Problem to work on:
Word for word, restate every record, though not the pictures.

Extracted entries:
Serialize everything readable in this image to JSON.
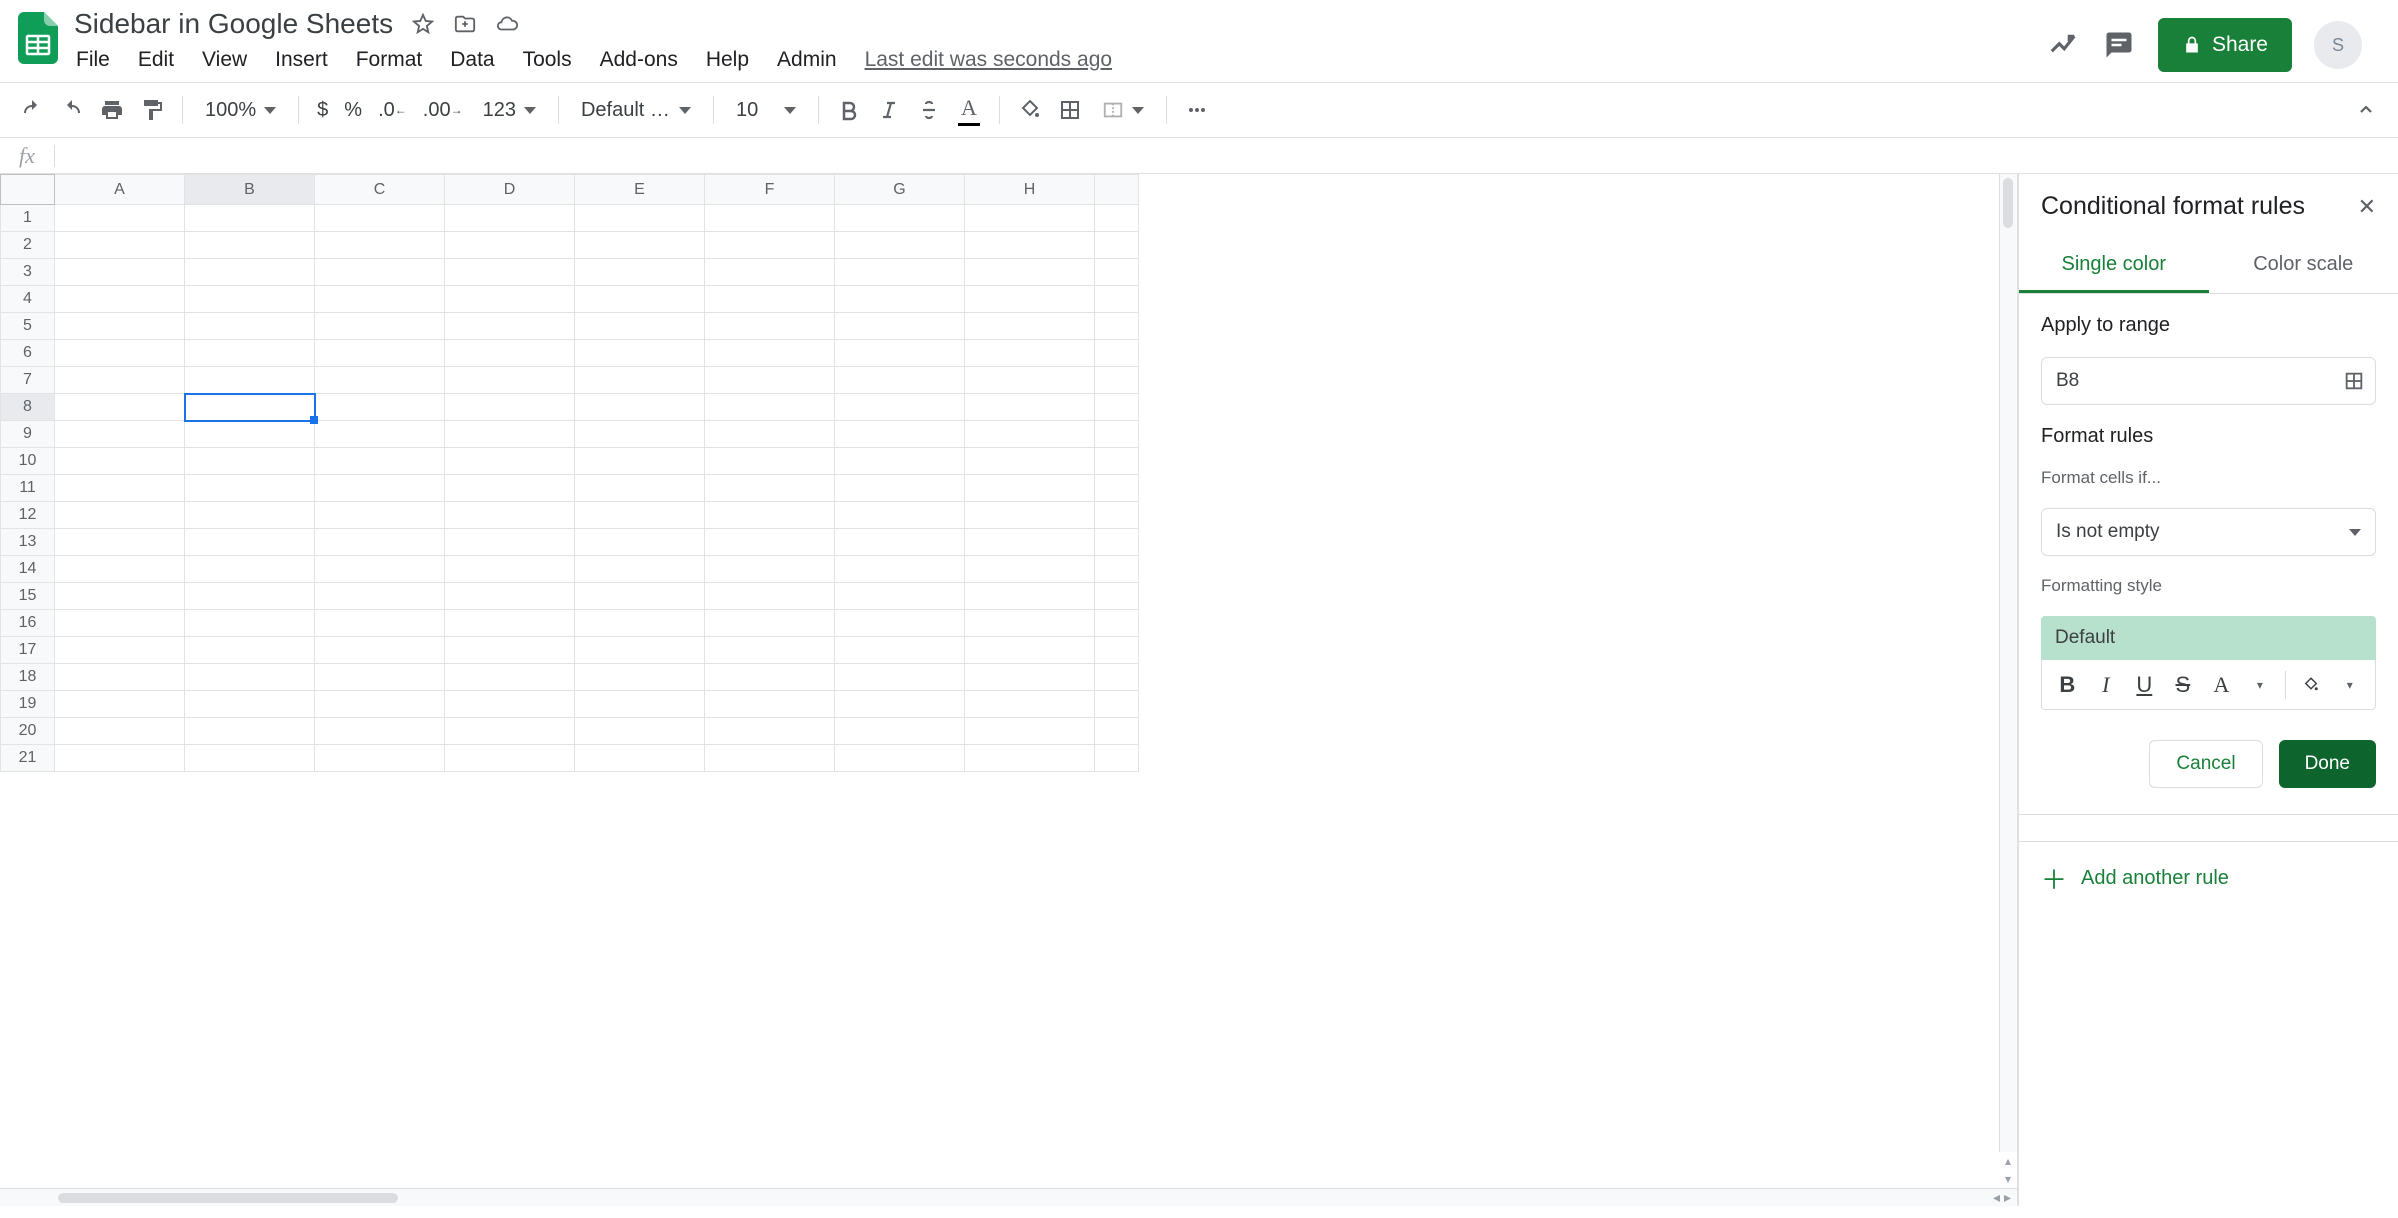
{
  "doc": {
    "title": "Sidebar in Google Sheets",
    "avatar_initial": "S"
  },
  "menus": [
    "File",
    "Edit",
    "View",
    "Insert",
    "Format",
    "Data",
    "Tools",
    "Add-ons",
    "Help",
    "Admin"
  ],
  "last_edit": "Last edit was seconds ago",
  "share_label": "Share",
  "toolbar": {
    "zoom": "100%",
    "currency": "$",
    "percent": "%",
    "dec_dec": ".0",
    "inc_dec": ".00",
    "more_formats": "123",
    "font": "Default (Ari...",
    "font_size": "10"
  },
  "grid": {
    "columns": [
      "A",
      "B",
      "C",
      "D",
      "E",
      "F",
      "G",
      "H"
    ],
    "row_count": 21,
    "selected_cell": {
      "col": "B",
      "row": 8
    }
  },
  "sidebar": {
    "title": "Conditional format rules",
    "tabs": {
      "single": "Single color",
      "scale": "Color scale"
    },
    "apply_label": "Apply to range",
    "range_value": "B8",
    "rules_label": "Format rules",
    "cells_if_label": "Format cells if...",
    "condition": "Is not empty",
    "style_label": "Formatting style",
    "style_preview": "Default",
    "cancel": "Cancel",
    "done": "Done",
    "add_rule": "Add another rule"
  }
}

Task answer:
Serialize everything readable in this image to JSON.
{
  "doc": {
    "title": "Sidebar in Google Sheets",
    "avatar_initial": "S"
  },
  "menus": [
    "File",
    "Edit",
    "View",
    "Insert",
    "Format",
    "Data",
    "Tools",
    "Add-ons",
    "Help",
    "Admin"
  ],
  "last_edit": "Last edit was seconds ago",
  "share_label": "Share",
  "toolbar": {
    "zoom": "100%",
    "currency": "$",
    "percent": "%",
    "dec_dec": ".0",
    "inc_dec": ".00",
    "more_formats": "123",
    "font": "Default (Ari...",
    "font_size": "10"
  },
  "grid": {
    "columns": [
      "A",
      "B",
      "C",
      "D",
      "E",
      "F",
      "G",
      "H"
    ],
    "row_count": 21,
    "selected_cell": {
      "col": "B",
      "row": 8
    }
  },
  "sidebar": {
    "title": "Conditional format rules",
    "tabs": {
      "single": "Single color",
      "scale": "Color scale"
    },
    "apply_label": "Apply to range",
    "range_value": "B8",
    "rules_label": "Format rules",
    "cells_if_label": "Format cells if...",
    "condition": "Is not empty",
    "style_label": "Formatting style",
    "style_preview": "Default",
    "cancel": "Cancel",
    "done": "Done",
    "add_rule": "Add another rule"
  }
}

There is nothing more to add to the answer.